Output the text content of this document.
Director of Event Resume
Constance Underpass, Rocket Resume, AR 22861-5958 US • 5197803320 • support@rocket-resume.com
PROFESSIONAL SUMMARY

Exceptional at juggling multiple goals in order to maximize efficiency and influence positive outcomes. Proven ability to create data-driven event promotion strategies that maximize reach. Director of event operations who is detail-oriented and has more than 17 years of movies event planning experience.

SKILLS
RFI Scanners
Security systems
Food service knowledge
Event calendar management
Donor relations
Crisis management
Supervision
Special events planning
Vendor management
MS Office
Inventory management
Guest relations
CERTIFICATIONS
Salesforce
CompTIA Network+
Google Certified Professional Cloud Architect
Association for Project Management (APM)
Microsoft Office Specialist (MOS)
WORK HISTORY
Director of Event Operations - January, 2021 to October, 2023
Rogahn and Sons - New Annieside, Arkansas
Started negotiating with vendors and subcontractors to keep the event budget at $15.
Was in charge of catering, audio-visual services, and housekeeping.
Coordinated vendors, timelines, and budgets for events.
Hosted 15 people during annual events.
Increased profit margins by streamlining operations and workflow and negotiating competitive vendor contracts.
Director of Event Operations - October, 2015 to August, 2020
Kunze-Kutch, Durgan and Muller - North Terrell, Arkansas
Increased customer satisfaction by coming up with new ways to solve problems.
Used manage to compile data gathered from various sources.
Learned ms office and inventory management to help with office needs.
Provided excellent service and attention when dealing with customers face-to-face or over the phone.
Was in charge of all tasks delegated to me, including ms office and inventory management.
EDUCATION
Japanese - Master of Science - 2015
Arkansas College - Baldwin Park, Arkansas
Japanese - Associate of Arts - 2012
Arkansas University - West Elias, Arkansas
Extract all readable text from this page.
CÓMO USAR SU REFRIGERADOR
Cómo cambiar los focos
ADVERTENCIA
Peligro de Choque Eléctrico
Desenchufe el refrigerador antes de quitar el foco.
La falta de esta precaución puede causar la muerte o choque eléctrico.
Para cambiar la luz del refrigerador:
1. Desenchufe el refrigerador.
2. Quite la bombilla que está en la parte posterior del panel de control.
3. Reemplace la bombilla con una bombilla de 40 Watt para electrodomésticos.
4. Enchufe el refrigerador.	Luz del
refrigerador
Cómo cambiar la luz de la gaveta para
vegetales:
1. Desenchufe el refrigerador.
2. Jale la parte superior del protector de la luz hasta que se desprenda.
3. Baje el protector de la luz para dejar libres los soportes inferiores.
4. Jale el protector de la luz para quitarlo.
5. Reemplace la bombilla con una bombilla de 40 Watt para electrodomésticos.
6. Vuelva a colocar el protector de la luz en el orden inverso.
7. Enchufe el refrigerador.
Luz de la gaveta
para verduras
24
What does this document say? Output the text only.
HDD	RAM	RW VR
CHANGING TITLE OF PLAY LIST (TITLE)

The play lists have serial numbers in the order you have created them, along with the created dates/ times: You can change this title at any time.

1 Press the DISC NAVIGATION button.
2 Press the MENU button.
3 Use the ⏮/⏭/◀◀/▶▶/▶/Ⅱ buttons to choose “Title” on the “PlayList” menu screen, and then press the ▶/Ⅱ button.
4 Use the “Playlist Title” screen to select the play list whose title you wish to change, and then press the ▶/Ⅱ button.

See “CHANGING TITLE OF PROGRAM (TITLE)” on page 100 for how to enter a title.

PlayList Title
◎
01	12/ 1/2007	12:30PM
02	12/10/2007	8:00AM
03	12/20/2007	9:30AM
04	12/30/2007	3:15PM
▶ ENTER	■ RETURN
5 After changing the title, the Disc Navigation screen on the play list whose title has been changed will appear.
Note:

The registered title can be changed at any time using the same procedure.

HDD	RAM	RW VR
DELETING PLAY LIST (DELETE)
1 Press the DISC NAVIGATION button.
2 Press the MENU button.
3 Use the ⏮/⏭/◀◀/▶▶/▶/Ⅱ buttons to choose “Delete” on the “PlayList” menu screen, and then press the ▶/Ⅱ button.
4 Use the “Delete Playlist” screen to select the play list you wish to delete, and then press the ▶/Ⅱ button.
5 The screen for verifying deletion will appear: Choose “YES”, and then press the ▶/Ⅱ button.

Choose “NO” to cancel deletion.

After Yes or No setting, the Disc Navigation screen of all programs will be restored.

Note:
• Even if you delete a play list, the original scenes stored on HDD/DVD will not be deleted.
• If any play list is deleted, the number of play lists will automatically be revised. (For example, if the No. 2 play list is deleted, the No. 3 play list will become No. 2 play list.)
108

*WHAT YOU NEED TO DO*.
Go through the entries and repeat each one exactly.

*COMPLETE ANSWER*.
Output the text content of this document.
Director of Event Resume
Constance Underpass, Rocket Resume, AR 22861-5958 US • 5197803320 • support@rocket-resume.com
PROFESSIONAL SUMMARY

Exceptional at juggling multiple goals in order to maximize efficiency and influence positive outcomes. Proven ability to create data-driven event promotion strategies that maximize reach. Director of event operations who is detail-oriented and has more than 17 years of movies event planning experience.

SKILLS
RFI Scanners
Security systems
Food service knowledge
Event calendar management
Donor relations
Crisis management
Supervision
Special events planning
Vendor management
MS Office
Inventory management
Guest relations
CERTIFICATIONS
Salesforce
CompTIA Network+
Google Certified Professional Cloud Architect
Association for Project Management (APM)
Microsoft Office Specialist (MOS)
WORK HISTORY
Director of Event Operations - January, 2021 to October, 2023
Rogahn and Sons - New Annieside, Arkansas
Started negotiating with vendors and subcontractors to keep the event budget at $15.
Was in charge of catering, audio-visual services, and housekeeping.
Coordinated vendors, timelines, and budgets for events.
Hosted 15 people during annual events.
Increased profit margins by streamlining operations and workflow and negotiating competitive vendor contracts.
Director of Event Operations - October, 2015 to August, 2020
Kunze-Kutch, Durgan and Muller - North Terrell, Arkansas
Increased customer satisfaction by coming up with new ways to solve problems.
Used manage to compile data gathered from various sources.
Learned ms office and inventory management to help with office needs.
Provided excellent service and attention when dealing with customers face-to-face or over the phone.
Was in charge of all tasks delegated to me, including ms office and inventory management.
EDUCATION
Japanese - Master of Science - 2015
Arkansas College - Baldwin Park, Arkansas
Japanese - Associate of Arts - 2012
Arkansas University - West Elias, Arkansas
Extract all readable text from this page.
CÓMO USAR SU REFRIGERADOR
Cómo cambiar los focos
ADVERTENCIA
Peligro de Choque Eléctrico
Desenchufe el refrigerador antes de quitar el foco.
La falta de esta precaución puede causar la muerte o choque eléctrico.
Para cambiar la luz del refrigerador:
1. Desenchufe el refrigerador.
2. Quite la bombilla que está en la parte posterior del panel de control.
3. Reemplace la bombilla con una bombilla de 40 Watt para electrodomésticos.
4. Enchufe el refrigerador.	Luz del
refrigerador
Cómo cambiar la luz de la gaveta para
vegetales:
1. Desenchufe el refrigerador.
2. Jale la parte superior del protector de la luz hasta que se desprenda.
3. Baje el protector de la luz para dejar libres los soportes inferiores.
4. Jale el protector de la luz para quitarlo.
5. Reemplace la bombilla con una bombilla de 40 Watt para electrodomésticos.
6. Vuelva a colocar el protector de la luz en el orden inverso.
7. Enchufe el refrigerador.
Luz de la gaveta
para verduras
24
What does this document say? Output the text only.
HDD	RAM	RW VR
CHANGING TITLE OF PLAY LIST (TITLE)

The play lists have serial numbers in the order you have created them, along with the created dates/ times: You can change this title at any time.

1 Press the DISC NAVIGATION button.
2 Press the MENU button.
3 Use the ⏮/⏭/◀◀/▶▶/▶/Ⅱ buttons to choose “Title” on the “PlayList” menu screen, and then press the ▶/Ⅱ button.
4 Use the “Playlist Title” screen to select the play list whose title you wish to change, and then press the ▶/Ⅱ button.

See “CHANGING TITLE OF PROGRAM (TITLE)” on page 100 for how to enter a title.

PlayList Title
◎
01	12/ 1/2007	12:30PM
02	12/10/2007	8:00AM
03	12/20/2007	9:30AM
04	12/30/2007	3:15PM
▶ ENTER	■ RETURN
5 After changing the title, the Disc Navigation screen on the play list whose title has been changed will appear.
Note:

The registered title can be changed at any time using the same procedure.

HDD	RAM	RW VR
DELETING PLAY LIST (DELETE)
1 Press the DISC NAVIGATION button.
2 Press the MENU button.
3 Use the ⏮/⏭/◀◀/▶▶/▶/Ⅱ buttons to choose “Delete” on the “PlayList” menu screen, and then press the ▶/Ⅱ button.
4 Use the “Delete Playlist” screen to select the play list you wish to delete, and then press the ▶/Ⅱ button.
5 The screen for verifying deletion will appear: Choose “YES”, and then press the ▶/Ⅱ button.

Choose “NO” to cancel deletion.

After Yes or No setting, the Disc Navigation screen of all programs will be restored.

Note:
• Even if you delete a play list, the original scenes stored on HDD/DVD will not be deleted.
• If any play list is deleted, the number of play lists will automatically be revised. (For example, if the No. 2 play list is deleted, the No. 3 play list will become No. 2 play list.)
108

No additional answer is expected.